(Figure dataset records)
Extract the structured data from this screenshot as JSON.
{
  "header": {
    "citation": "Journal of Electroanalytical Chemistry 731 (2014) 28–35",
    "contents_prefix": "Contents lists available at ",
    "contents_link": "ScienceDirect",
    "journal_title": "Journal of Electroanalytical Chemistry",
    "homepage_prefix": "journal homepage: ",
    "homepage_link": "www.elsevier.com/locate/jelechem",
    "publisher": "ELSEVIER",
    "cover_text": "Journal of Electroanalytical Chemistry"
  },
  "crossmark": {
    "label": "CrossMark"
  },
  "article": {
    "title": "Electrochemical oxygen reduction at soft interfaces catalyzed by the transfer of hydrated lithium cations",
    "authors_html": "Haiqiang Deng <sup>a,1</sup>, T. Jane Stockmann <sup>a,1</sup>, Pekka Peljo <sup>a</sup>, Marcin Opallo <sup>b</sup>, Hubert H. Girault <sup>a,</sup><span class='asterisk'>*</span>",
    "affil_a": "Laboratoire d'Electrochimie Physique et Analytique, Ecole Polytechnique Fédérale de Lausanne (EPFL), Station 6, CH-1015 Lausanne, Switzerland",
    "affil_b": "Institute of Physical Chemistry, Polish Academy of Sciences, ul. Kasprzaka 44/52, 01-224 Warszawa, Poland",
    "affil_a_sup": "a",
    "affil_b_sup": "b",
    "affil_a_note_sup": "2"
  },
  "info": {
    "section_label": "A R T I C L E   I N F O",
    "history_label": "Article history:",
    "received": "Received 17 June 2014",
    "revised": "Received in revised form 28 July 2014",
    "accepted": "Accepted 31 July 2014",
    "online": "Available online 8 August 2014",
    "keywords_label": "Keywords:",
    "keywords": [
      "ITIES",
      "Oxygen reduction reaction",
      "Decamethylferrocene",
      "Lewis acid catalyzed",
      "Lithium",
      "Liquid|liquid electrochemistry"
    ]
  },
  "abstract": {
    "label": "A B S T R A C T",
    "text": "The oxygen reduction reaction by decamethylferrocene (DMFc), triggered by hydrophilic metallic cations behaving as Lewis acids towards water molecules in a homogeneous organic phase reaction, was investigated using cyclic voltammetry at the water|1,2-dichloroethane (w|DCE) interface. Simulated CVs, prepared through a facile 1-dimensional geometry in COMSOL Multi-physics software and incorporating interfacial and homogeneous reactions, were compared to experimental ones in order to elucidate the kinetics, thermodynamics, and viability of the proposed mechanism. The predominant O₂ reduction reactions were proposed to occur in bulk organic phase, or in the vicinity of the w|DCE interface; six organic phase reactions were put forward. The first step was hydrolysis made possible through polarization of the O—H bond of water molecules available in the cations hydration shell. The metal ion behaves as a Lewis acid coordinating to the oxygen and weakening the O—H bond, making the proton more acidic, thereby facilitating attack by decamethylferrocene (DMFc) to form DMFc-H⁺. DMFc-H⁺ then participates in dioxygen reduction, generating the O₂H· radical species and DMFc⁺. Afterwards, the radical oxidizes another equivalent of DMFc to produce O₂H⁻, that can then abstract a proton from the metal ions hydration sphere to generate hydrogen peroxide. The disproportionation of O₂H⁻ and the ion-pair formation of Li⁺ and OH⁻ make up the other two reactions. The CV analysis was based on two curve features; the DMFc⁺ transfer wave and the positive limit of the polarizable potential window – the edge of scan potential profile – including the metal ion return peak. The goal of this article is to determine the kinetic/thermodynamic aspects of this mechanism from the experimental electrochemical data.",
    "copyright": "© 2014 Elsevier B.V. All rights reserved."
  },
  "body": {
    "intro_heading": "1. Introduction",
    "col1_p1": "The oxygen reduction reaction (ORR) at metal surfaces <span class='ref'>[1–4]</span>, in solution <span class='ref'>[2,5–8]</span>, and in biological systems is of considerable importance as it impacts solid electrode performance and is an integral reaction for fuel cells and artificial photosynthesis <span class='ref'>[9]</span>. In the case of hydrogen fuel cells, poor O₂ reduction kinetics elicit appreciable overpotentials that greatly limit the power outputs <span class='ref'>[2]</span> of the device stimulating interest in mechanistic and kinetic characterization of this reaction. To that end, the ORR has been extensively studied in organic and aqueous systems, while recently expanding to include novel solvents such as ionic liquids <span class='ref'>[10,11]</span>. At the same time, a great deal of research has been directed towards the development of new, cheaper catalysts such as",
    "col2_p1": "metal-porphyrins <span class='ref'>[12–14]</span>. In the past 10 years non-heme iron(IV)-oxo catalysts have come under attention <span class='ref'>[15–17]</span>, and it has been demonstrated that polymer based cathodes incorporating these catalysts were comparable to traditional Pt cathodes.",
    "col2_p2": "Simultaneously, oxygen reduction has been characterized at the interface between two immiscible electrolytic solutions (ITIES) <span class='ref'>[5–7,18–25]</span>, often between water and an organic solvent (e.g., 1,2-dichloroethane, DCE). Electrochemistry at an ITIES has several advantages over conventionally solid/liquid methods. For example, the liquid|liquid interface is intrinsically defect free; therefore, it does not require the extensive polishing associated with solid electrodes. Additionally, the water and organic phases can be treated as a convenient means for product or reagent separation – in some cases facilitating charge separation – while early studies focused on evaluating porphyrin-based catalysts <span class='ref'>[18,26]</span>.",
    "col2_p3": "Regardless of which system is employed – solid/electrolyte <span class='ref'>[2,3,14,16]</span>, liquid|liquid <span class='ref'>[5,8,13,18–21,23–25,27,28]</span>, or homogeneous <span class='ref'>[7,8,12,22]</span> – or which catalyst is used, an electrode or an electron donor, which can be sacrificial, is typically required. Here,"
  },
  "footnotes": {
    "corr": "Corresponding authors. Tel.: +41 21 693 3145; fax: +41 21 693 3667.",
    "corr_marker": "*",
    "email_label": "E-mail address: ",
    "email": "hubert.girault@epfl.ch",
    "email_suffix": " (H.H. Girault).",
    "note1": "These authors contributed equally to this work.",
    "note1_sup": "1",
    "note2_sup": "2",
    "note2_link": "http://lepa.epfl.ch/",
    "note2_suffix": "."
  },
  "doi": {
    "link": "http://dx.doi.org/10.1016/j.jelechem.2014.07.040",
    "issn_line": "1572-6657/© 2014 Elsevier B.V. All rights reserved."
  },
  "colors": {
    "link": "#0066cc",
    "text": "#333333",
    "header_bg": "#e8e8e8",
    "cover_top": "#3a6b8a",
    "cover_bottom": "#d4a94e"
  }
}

* _Exercise goal_
Repeat the full set of records exactly.

* _Result of this exercise_
Extract the structured data from this screenshot as JSON.
{
  "header": {
    "citation": "Journal of Electroanalytical Chemistry 731 (2014) 28–35",
    "contents_prefix": "Contents lists available at ",
    "contents_link": "ScienceDirect",
    "journal_title": "Journal of Electroanalytical Chemistry",
    "homepage_prefix": "journal homepage: ",
    "homepage_link": "www.elsevier.com/locate/jelechem",
    "publisher": "ELSEVIER",
    "cover_text": "Journal of Electroanalytical Chemistry"
  },
  "crossmark": {
    "label": "CrossMark"
  },
  "article": {
    "title": "Electrochemical oxygen reduction at soft interfaces catalyzed by the transfer of hydrated lithium cations",
    "authors_html": "Haiqiang Deng <sup>a,1</sup>, T. Jane Stockmann <sup>a,1</sup>, Pekka Peljo <sup>a</sup>, Marcin Opallo <sup>b</sup>, Hubert H. Girault <sup>a,</sup><span class='asterisk'>*</span>",
    "affil_a": "Laboratoire d'Electrochimie Physique et Analytique, Ecole Polytechnique Fédérale de Lausanne (EPFL), Station 6, CH-1015 Lausanne, Switzerland",
    "affil_b": "Institute of Physical Chemistry, Polish Academy of Sciences, ul. Kasprzaka 44/52, 01-224 Warszawa, Poland",
    "affil_a_sup": "a",
    "affil_b_sup": "b",
    "affil_a_note_sup": "2"
  },
  "info": {
    "section_label": "A R T I C L E   I N F O",
    "history_label": "Article history:",
    "received": "Received 17 June 2014",
    "revised": "Received in revised form 28 July 2014",
    "accepted": "Accepted 31 July 2014",
    "online": "Available online 8 August 2014",
    "keywords_label": "Keywords:",
    "keywords": [
      "ITIES",
      "Oxygen reduction reaction",
      "Decamethylferrocene",
      "Lewis acid catalyzed",
      "Lithium",
      "Liquid|liquid electrochemistry"
    ]
  },
  "abstract": {
    "label": "A B S T R A C T",
    "text": "The oxygen reduction reaction by decamethylferrocene (DMFc), triggered by hydrophilic metallic cations behaving as Lewis acids towards water molecules in a homogeneous organic phase reaction, was investigated using cyclic voltammetry at the water|1,2-dichloroethane (w|DCE) interface. Simulated CVs, prepared through a facile 1-dimensional geometry in COMSOL Multi-physics software and incorporating interfacial and homogeneous reactions, were compared to experimental ones in order to elucidate the kinetics, thermodynamics, and viability of the proposed mechanism. The predominant O₂ reduction reactions were proposed to occur in bulk organic phase, or in the vicinity of the w|DCE interface; six organic phase reactions were put forward. The first step was hydrolysis made possible through polarization of the O—H bond of water molecules available in the cations hydration shell. The metal ion behaves as a Lewis acid coordinating to the oxygen and weakening the O—H bond, making the proton more acidic, thereby facilitating attack by decamethylferrocene (DMFc) to form DMFc-H⁺. DMFc-H⁺ then participates in dioxygen reduction, generating the O₂H· radical species and DMFc⁺. Afterwards, the radical oxidizes another equivalent of DMFc to produce O₂H⁻, that can then abstract a proton from the metal ions hydration sphere to generate hydrogen peroxide. The disproportionation of O₂H⁻ and the ion-pair formation of Li⁺ and OH⁻ make up the other two reactions. The CV analysis was based on two curve features; the DMFc⁺ transfer wave and the positive limit of the polarizable potential window – the edge of scan potential profile – including the metal ion return peak. The goal of this article is to determine the kinetic/thermodynamic aspects of this mechanism from the experimental electrochemical data.",
    "copyright": "© 2014 Elsevier B.V. All rights reserved."
  },
  "body": {
    "intro_heading": "1. Introduction",
    "col1_p1": "The oxygen reduction reaction (ORR) at metal surfaces <span class='ref'>[1–4]</span>, in solution <span class='ref'>[2,5–8]</span>, and in biological systems is of considerable importance as it impacts solid electrode performance and is an integral reaction for fuel cells and artificial photosynthesis <span class='ref'>[9]</span>. In the case of hydrogen fuel cells, poor O₂ reduction kinetics elicit appreciable overpotentials that greatly limit the power outputs <span class='ref'>[2]</span> of the device stimulating interest in mechanistic and kinetic characterization of this reaction. To that end, the ORR has been extensively studied in organic and aqueous systems, while recently expanding to include novel solvents such as ionic liquids <span class='ref'>[10,11]</span>. At the same time, a great deal of research has been directed towards the development of new, cheaper catalysts such as",
    "col2_p1": "metal-porphyrins <span class='ref'>[12–14]</span>. In the past 10 years non-heme iron(IV)-oxo catalysts have come under attention <span class='ref'>[15–17]</span>, and it has been demonstrated that polymer based cathodes incorporating these catalysts were comparable to traditional Pt cathodes.",
    "col2_p2": "Simultaneously, oxygen reduction has been characterized at the interface between two immiscible electrolytic solutions (ITIES) <span class='ref'>[5–7,18–25]</span>, often between water and an organic solvent (e.g., 1,2-dichloroethane, DCE). Electrochemistry at an ITIES has several advantages over conventionally solid/liquid methods. For example, the liquid|liquid interface is intrinsically defect free; therefore, it does not require the extensive polishing associated with solid electrodes. Additionally, the water and organic phases can be treated as a convenient means for product or reagent separation – in some cases facilitating charge separation – while early studies focused on evaluating porphyrin-based catalysts <span class='ref'>[18,26]</span>.",
    "col2_p3": "Regardless of which system is employed – solid/electrolyte <span class='ref'>[2,3,14,16]</span>, liquid|liquid <span class='ref'>[5,8,13,18–21,23–25,27,28]</span>, or homogeneous <span class='ref'>[7,8,12,22]</span> – or which catalyst is used, an electrode or an electron donor, which can be sacrificial, is typically required. Here,"
  },
  "footnotes": {
    "corr": "Corresponding authors. Tel.: +41 21 693 3145; fax: +41 21 693 3667.",
    "corr_marker": "*",
    "email_label": "E-mail address: ",
    "email": "hubert.girault@epfl.ch",
    "email_suffix": " (H.H. Girault).",
    "note1": "These authors contributed equally to this work.",
    "note1_sup": "1",
    "note2_sup": "2",
    "note2_link": "http://lepa.epfl.ch/",
    "note2_suffix": "."
  },
  "doi": {
    "link": "http://dx.doi.org/10.1016/j.jelechem.2014.07.040",
    "issn_line": "1572-6657/© 2014 Elsevier B.V. All rights reserved."
  },
  "colors": {
    "link": "#0066cc",
    "text": "#333333",
    "header_bg": "#e8e8e8",
    "cover_top": "#3a6b8a",
    "cover_bottom": "#d4a94e"
  }
}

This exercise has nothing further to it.